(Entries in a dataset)
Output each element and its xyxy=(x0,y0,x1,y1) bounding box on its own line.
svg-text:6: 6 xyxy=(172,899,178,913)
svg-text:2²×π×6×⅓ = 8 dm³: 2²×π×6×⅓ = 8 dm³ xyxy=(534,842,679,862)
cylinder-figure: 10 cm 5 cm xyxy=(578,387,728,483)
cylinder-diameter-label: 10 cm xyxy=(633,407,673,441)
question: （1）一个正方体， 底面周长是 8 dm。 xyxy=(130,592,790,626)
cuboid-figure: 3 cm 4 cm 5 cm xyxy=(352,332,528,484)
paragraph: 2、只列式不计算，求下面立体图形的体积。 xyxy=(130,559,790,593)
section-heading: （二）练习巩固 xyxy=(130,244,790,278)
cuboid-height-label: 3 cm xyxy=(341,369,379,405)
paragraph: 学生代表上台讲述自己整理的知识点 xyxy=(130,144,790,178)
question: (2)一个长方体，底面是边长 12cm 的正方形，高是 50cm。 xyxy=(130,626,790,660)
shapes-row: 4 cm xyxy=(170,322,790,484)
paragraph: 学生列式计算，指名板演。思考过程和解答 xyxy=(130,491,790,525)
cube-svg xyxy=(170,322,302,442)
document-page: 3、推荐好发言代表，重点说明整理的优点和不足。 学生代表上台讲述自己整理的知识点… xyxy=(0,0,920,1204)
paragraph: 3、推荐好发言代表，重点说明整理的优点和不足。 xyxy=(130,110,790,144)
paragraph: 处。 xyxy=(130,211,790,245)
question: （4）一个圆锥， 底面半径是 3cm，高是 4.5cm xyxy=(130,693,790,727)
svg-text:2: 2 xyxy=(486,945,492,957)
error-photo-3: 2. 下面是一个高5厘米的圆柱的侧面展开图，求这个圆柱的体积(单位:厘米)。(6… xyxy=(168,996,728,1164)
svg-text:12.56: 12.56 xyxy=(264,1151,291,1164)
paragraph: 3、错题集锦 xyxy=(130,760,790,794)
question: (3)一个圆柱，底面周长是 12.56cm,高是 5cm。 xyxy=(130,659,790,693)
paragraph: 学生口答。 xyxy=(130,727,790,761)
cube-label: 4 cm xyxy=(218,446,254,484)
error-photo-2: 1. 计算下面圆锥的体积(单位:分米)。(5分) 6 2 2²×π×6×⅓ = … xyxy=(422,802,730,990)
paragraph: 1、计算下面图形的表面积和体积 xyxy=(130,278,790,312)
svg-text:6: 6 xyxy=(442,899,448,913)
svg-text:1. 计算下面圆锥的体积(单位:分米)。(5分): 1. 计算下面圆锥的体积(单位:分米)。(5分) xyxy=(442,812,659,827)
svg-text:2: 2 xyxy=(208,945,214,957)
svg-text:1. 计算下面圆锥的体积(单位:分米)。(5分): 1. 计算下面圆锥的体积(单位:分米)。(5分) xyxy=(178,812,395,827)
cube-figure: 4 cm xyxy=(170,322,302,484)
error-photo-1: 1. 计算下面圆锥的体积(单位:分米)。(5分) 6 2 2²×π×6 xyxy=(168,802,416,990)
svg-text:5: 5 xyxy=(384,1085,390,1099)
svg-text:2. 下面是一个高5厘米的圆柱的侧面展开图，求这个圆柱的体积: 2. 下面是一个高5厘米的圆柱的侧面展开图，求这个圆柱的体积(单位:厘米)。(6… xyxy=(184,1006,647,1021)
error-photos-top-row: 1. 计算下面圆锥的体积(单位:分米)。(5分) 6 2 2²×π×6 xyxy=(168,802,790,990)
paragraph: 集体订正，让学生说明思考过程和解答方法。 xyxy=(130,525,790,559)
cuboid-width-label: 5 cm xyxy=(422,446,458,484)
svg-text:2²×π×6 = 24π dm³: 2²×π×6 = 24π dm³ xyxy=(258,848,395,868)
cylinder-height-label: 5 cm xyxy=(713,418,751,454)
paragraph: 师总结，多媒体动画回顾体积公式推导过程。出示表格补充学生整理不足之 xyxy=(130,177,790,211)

DIRECTIONS FOR THIS TASK:
Pull out every line of the entries above that contains the string "求这个圆柱的体积", matching case exactly.

REPLY:
error-photo-3: 2. 下面是一个高5厘米的圆柱的侧面展开图，求这个圆柱的体积(单位:厘米)。(6… xyxy=(168,996,728,1164)
svg-text:2. 下面是一个高5厘米的圆柱的侧面展开图，求这个圆柱的体积: 2. 下面是一个高5厘米的圆柱的侧面展开图，求这个圆柱的体积(单位:厘米)。(6… xyxy=(184,1006,647,1021)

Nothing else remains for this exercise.